PROBLEM TO SOLVE:
Copy, from the entries below, each line where the word "Documents" can be found.

DATASET CONTENT:

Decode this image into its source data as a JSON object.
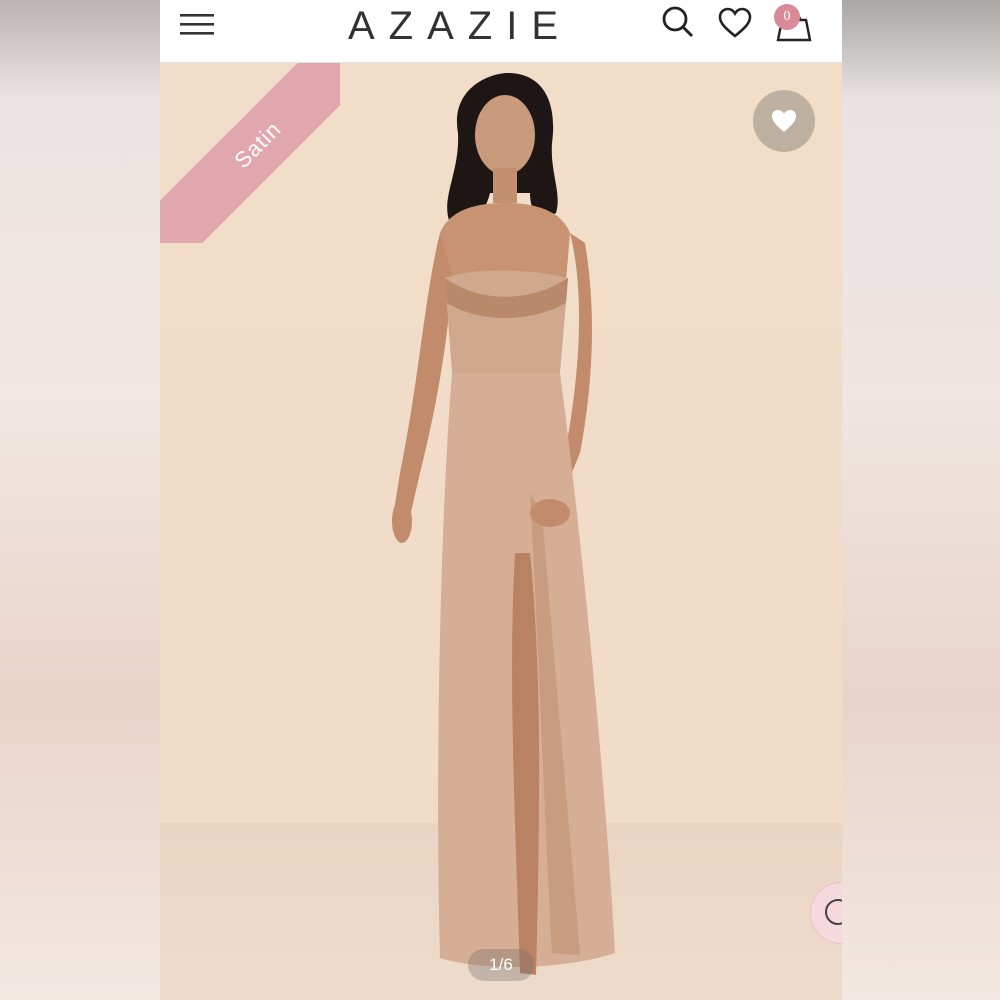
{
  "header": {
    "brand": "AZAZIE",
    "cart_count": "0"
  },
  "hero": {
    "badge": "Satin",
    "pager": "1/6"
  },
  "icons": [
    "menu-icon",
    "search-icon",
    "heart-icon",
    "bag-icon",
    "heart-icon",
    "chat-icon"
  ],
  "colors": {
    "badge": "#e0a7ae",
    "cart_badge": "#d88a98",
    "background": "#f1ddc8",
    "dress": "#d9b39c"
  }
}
* * *
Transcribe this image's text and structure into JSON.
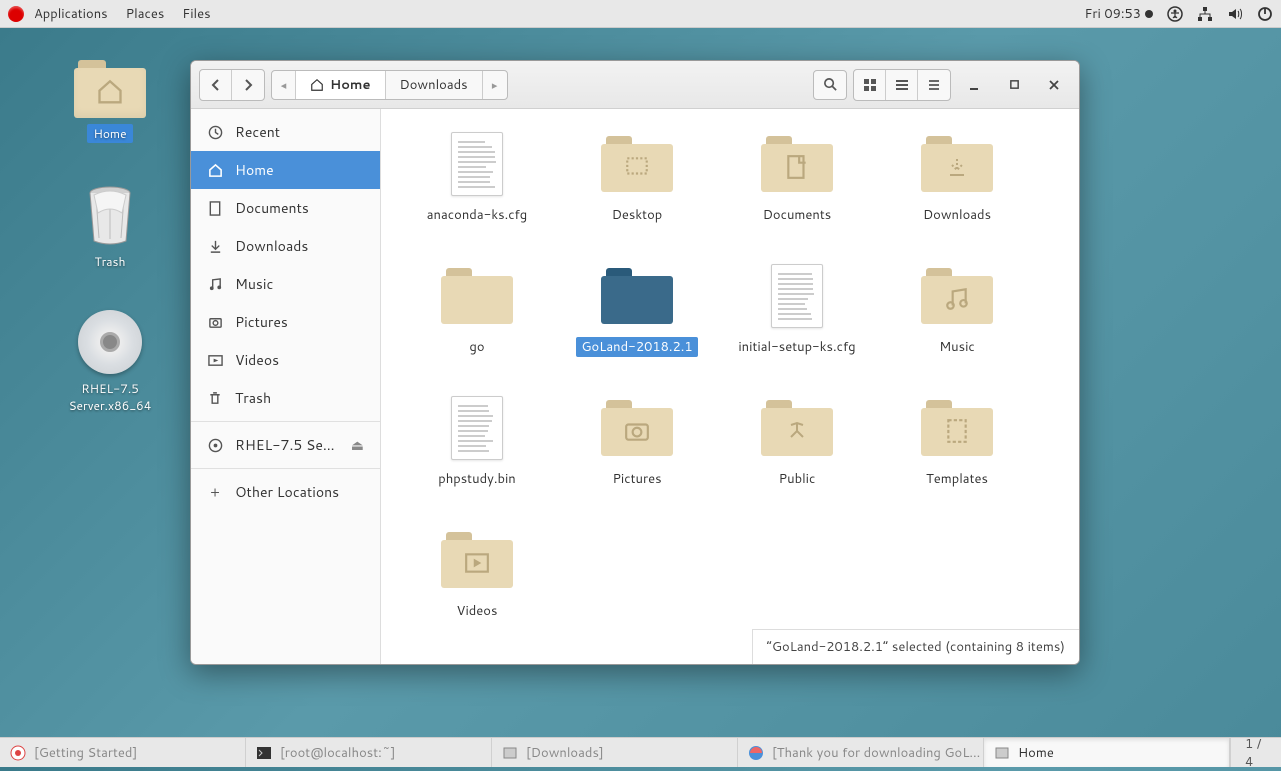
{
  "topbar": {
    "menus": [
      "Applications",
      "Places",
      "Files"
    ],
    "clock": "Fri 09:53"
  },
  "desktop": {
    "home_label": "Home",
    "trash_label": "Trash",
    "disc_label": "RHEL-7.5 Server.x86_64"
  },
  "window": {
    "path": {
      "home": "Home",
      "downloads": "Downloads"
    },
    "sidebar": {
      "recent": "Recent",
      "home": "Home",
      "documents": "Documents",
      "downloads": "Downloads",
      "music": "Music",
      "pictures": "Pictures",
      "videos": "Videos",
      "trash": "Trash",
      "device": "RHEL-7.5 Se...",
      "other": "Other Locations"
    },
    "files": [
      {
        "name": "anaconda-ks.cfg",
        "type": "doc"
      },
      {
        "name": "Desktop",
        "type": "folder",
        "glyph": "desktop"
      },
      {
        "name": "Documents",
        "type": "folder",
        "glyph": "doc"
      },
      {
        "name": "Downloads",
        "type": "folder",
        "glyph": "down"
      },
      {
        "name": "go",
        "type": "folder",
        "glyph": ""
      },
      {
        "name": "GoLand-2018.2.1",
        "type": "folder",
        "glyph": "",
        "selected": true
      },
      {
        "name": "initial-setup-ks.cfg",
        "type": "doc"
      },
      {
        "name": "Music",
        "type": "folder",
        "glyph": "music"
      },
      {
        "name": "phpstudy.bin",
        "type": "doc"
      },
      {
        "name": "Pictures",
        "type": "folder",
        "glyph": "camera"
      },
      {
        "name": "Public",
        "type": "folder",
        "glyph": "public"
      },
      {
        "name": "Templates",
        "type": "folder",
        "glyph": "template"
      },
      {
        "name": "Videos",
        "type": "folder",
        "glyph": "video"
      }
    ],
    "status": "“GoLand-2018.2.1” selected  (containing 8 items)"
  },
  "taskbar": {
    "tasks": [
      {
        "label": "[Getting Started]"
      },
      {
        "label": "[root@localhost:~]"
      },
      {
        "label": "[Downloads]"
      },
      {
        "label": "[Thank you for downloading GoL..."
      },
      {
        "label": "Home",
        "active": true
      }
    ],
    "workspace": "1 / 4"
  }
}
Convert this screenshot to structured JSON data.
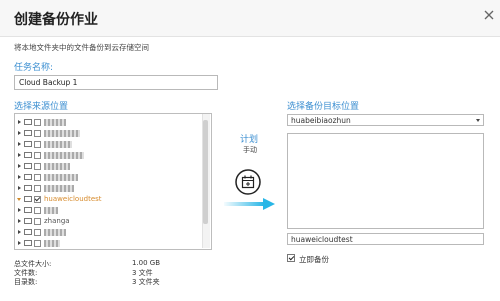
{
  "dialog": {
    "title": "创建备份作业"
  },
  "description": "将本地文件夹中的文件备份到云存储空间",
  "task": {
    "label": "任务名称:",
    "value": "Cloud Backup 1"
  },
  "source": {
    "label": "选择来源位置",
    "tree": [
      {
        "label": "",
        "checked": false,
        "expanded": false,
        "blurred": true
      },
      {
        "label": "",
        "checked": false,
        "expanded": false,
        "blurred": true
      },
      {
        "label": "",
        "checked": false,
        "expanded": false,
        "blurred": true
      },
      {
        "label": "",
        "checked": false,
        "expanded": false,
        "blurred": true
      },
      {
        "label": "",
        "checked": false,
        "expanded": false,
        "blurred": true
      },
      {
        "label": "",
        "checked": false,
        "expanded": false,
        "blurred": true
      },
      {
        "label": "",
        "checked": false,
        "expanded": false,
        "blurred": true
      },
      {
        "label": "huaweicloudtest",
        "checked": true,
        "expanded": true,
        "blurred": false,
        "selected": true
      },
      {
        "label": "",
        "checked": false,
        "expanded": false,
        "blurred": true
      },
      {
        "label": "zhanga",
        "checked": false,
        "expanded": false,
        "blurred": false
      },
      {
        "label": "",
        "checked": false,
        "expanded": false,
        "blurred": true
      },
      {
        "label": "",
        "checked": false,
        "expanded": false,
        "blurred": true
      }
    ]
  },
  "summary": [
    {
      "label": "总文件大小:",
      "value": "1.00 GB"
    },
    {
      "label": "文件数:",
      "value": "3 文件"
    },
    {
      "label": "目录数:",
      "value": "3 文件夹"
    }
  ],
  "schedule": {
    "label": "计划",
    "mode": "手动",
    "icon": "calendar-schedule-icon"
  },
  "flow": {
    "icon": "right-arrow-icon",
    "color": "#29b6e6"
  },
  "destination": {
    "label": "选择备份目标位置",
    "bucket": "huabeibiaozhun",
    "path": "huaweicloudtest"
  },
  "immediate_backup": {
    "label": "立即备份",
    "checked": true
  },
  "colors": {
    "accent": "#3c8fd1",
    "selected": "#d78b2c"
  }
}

OUTPUT:
      "documents": "Documents",
        "name": "Documents",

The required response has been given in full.